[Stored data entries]

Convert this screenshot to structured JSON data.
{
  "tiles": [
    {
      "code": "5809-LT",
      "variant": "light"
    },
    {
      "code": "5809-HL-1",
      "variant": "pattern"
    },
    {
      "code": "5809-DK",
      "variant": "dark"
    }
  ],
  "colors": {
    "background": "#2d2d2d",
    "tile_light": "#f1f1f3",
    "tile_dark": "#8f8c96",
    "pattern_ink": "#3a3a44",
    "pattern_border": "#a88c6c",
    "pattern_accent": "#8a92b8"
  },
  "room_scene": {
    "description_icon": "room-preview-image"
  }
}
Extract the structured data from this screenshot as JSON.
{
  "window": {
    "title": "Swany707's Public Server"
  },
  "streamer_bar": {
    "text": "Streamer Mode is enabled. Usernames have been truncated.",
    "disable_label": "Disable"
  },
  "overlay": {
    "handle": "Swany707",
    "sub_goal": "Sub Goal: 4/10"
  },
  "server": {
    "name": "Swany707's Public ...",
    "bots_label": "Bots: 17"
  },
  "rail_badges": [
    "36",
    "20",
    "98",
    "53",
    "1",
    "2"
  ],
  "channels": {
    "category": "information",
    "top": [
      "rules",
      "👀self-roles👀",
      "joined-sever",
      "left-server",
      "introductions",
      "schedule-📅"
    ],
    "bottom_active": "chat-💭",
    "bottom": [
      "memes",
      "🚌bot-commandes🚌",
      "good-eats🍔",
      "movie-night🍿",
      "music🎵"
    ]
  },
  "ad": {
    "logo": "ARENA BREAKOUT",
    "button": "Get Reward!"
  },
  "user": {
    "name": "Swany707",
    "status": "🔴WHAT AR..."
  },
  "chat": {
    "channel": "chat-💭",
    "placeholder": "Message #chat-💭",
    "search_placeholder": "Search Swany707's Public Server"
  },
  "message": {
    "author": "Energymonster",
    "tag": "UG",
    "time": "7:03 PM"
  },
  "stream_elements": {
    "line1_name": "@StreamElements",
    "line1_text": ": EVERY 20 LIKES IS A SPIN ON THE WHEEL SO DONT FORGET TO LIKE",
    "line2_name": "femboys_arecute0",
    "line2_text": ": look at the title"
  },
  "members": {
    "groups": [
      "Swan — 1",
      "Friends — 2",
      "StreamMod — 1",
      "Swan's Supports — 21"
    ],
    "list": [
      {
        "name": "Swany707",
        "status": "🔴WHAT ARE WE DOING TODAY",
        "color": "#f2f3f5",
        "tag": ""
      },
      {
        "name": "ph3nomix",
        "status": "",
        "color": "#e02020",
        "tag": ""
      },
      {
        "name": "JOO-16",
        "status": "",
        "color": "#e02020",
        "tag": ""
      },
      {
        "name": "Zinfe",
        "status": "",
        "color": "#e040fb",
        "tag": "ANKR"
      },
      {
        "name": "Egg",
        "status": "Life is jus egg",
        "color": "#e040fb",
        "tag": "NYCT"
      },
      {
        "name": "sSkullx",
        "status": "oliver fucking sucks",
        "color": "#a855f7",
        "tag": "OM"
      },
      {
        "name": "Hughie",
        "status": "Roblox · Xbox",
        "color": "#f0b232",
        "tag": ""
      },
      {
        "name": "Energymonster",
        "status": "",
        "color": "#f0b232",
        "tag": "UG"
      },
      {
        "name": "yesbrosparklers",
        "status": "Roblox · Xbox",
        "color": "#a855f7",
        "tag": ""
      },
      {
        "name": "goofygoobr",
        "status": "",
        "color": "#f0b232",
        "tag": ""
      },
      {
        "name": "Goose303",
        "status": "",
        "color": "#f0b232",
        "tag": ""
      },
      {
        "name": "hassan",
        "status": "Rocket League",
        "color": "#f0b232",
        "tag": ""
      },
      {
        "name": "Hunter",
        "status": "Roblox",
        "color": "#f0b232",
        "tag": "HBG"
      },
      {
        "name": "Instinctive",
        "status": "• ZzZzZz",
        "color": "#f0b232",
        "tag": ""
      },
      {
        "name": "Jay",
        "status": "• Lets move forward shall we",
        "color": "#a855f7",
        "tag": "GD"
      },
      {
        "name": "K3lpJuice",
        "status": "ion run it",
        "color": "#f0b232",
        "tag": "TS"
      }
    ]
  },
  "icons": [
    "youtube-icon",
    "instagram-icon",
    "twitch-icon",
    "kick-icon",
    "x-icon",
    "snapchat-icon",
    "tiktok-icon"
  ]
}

• Task objective: Report the number of lines that contain "screenshot", with no other words.

• The output: 2